### [Input records]
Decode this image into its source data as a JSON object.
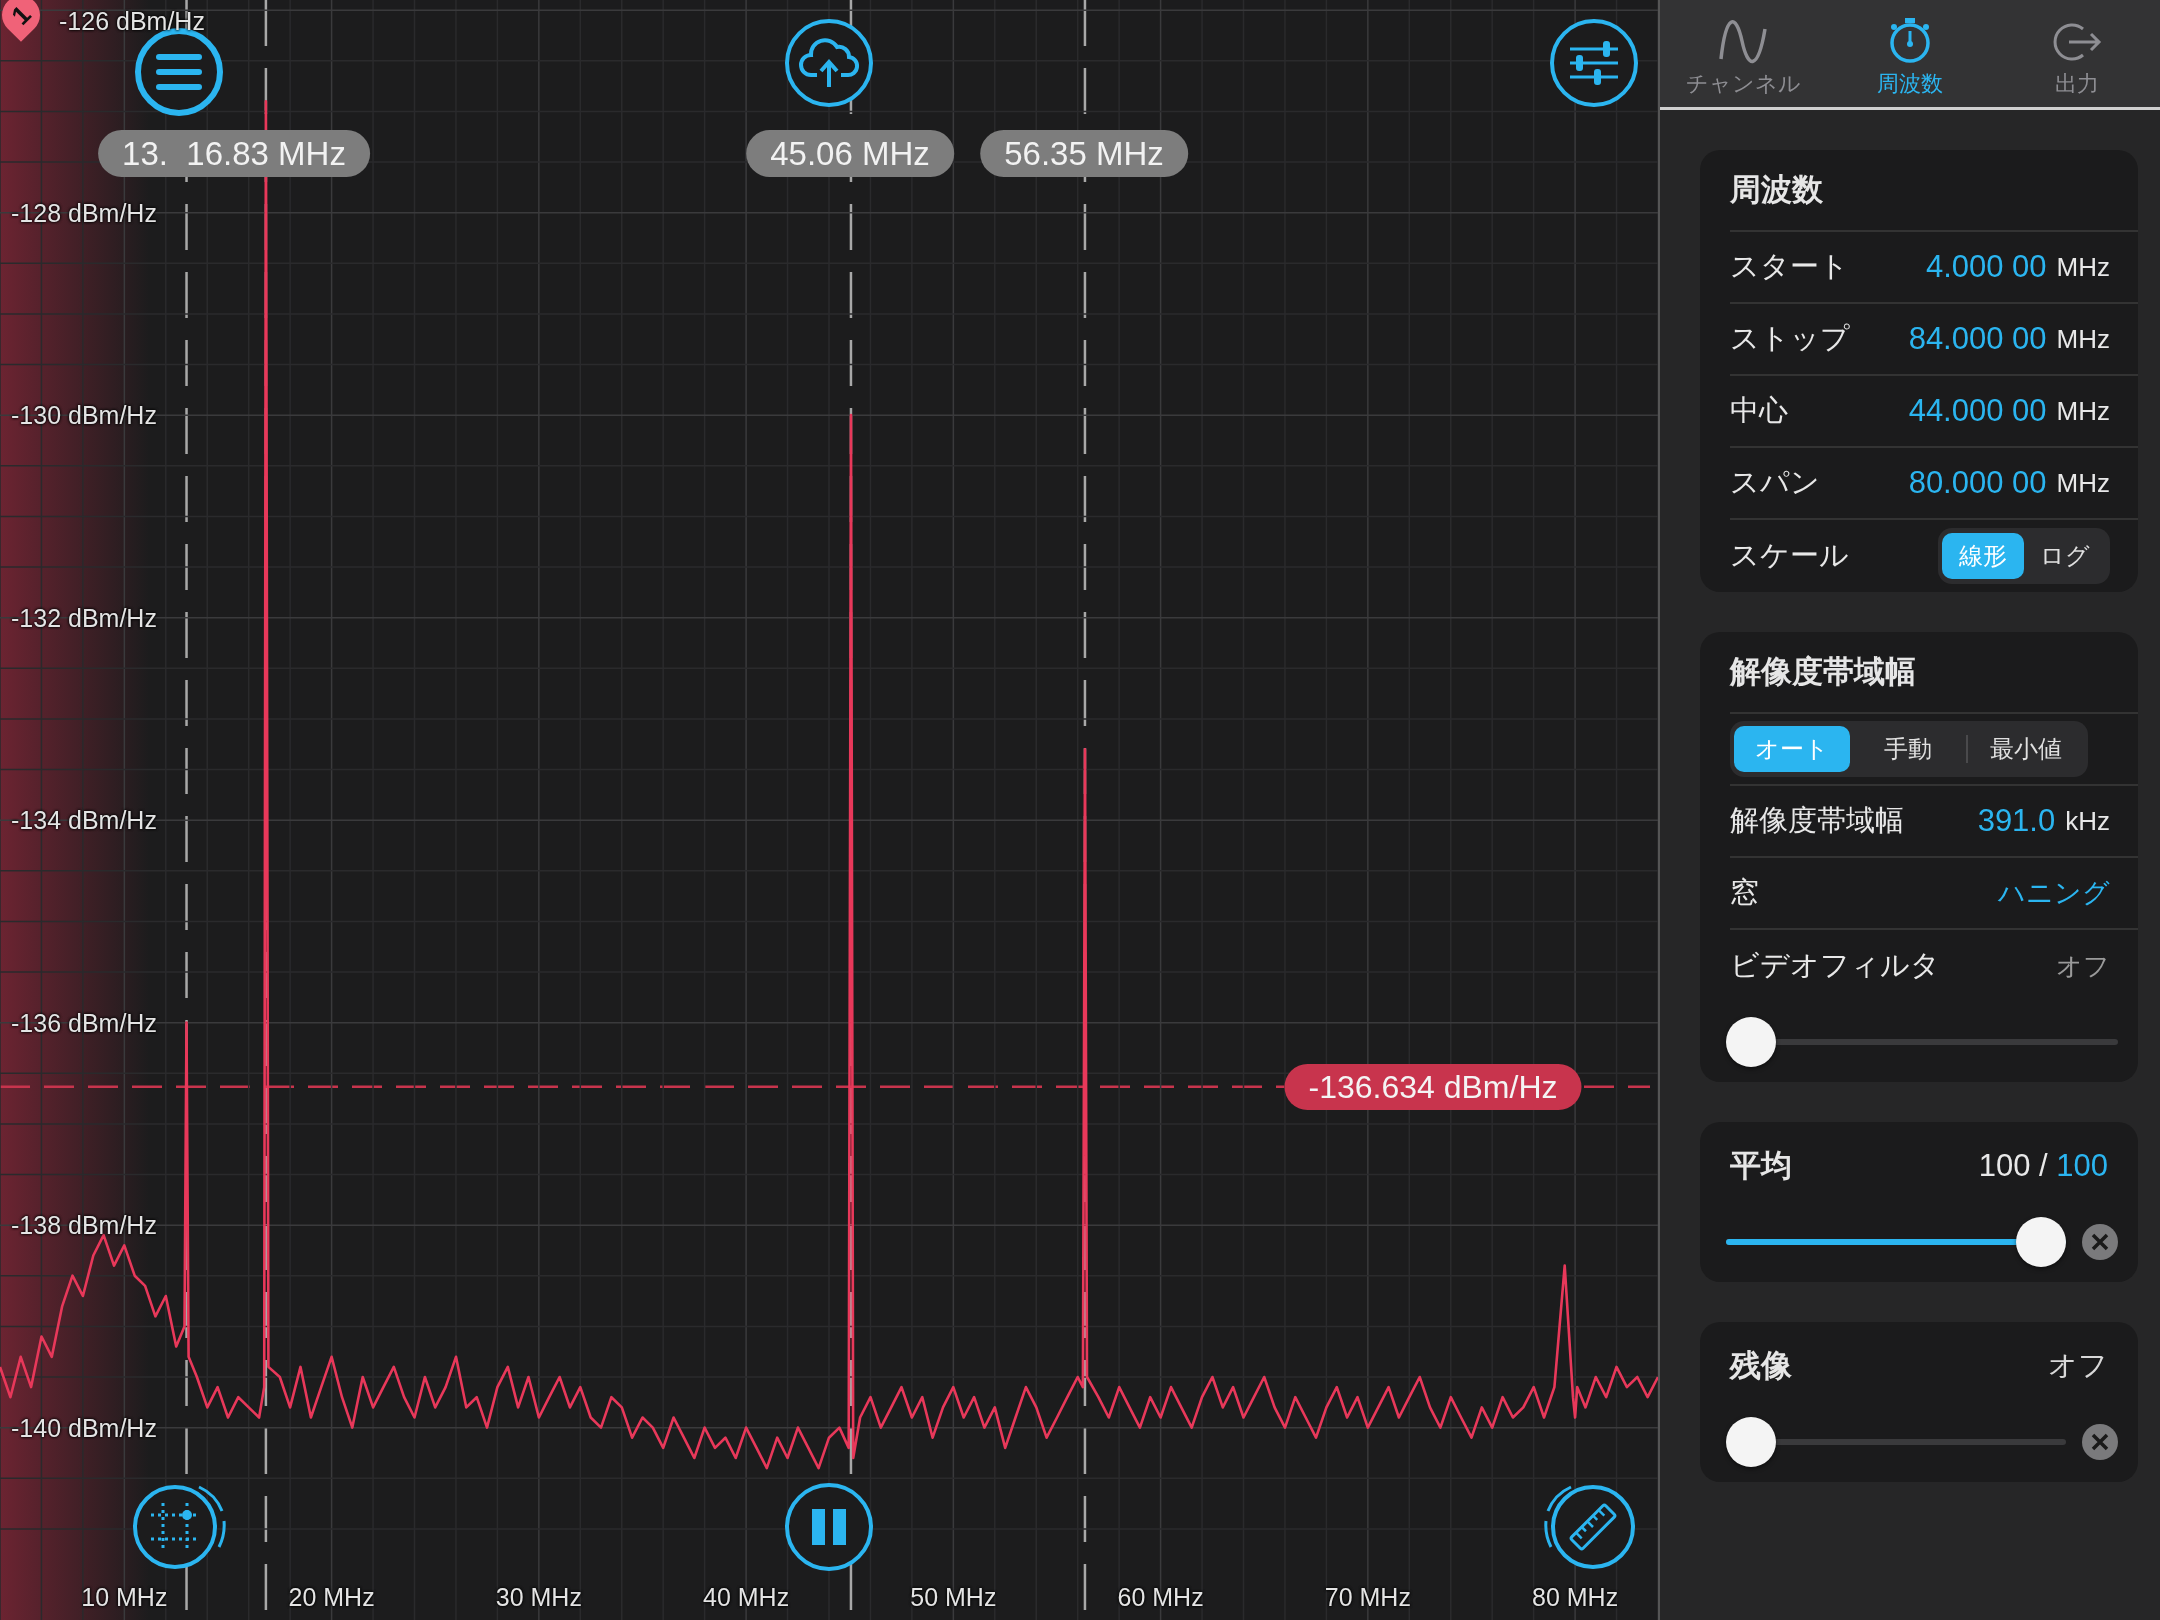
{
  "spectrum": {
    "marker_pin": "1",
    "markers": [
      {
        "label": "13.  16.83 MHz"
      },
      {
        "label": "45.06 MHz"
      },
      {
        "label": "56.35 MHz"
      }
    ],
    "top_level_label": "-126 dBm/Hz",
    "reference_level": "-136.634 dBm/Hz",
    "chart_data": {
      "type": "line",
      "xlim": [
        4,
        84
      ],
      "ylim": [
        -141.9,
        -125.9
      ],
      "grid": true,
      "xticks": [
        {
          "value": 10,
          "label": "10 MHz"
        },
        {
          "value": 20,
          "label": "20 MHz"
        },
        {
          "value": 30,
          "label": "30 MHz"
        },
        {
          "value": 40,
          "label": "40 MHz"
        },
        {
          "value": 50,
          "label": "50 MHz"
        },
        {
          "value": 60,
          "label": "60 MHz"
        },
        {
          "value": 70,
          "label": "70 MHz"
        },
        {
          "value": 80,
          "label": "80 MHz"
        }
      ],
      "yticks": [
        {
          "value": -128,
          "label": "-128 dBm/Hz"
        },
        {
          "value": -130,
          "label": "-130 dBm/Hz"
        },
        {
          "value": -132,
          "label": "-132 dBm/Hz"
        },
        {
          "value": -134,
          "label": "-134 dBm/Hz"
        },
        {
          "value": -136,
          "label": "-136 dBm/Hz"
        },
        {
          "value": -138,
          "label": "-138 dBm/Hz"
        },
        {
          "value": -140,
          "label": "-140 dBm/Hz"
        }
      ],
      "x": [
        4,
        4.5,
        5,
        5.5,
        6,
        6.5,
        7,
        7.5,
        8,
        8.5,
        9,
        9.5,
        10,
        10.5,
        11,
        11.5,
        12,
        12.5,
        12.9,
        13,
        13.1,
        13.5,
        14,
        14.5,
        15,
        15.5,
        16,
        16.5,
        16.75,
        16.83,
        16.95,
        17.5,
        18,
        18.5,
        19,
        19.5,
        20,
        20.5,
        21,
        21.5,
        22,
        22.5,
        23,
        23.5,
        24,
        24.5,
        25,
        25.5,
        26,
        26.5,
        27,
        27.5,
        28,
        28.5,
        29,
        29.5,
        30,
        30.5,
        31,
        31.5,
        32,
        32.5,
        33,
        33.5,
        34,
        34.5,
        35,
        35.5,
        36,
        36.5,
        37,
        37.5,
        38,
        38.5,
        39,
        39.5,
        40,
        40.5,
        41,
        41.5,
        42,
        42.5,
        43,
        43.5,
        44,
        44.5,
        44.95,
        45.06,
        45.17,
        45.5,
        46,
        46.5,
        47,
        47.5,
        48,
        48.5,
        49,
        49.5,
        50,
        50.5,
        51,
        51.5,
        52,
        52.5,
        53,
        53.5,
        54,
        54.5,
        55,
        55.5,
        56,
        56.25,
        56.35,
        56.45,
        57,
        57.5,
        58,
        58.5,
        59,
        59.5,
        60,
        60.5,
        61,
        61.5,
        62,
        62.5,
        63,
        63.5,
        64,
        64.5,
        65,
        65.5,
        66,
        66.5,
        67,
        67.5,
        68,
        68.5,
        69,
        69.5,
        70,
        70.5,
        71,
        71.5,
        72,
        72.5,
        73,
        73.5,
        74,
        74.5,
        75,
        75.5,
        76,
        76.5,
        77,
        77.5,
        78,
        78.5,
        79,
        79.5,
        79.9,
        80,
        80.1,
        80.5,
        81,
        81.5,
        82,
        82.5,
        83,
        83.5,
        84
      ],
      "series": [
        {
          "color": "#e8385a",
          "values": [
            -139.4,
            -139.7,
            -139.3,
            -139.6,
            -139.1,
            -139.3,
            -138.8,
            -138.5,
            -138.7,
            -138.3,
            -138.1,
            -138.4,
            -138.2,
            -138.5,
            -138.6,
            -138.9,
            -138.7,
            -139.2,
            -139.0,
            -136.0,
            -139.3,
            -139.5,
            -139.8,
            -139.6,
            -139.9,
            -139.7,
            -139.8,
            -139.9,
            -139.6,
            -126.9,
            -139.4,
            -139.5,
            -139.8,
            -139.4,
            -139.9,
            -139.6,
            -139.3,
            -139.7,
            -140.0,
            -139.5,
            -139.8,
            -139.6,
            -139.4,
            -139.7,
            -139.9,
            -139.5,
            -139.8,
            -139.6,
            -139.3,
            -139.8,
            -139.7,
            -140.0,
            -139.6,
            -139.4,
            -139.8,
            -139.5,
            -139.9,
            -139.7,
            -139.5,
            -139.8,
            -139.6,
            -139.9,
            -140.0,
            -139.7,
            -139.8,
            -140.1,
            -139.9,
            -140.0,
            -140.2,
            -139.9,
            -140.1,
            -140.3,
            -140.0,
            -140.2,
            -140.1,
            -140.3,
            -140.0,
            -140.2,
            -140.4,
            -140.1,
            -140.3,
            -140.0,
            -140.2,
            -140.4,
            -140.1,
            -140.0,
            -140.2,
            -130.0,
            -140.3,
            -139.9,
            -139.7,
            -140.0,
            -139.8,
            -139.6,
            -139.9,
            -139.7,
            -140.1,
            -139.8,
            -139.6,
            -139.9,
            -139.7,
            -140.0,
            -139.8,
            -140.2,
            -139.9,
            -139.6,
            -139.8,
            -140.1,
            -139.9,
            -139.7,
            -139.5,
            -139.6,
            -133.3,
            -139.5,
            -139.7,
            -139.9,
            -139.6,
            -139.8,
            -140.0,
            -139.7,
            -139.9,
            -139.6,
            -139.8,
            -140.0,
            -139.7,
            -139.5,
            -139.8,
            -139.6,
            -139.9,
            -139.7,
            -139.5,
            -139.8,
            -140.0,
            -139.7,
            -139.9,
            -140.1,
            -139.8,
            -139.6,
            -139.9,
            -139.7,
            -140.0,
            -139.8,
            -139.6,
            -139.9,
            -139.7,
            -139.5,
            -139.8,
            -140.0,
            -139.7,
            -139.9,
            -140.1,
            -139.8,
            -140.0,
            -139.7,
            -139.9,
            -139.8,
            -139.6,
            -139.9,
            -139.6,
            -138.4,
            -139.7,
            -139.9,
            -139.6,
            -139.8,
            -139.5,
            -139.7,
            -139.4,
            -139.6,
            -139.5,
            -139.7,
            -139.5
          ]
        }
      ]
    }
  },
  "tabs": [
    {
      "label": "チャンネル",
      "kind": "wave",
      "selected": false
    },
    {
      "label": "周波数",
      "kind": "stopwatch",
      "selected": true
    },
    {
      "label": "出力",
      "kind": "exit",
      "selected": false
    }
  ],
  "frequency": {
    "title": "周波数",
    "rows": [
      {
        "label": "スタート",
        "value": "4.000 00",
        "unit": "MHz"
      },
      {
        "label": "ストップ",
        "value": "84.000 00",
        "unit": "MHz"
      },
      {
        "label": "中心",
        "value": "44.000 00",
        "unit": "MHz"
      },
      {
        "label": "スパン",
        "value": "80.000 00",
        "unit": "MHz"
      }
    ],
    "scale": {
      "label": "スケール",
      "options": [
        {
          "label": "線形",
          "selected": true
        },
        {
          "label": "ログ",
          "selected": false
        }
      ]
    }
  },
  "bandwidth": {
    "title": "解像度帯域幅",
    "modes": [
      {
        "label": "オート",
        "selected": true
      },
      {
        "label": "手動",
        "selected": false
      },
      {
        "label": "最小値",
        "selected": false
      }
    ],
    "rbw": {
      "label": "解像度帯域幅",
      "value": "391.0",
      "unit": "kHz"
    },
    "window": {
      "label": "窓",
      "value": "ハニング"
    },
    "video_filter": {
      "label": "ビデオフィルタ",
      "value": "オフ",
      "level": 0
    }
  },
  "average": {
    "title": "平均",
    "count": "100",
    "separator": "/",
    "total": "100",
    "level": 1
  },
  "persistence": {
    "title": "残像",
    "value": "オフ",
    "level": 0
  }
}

### [What you need to do]
In the records above, locate every line with the string "selected" and copy it.

### [Problem solution]
      "selected": false
      "selected": true
      "selected": false
          "selected": true
          "selected": false
        "selected": true
        "selected": false
        "selected": false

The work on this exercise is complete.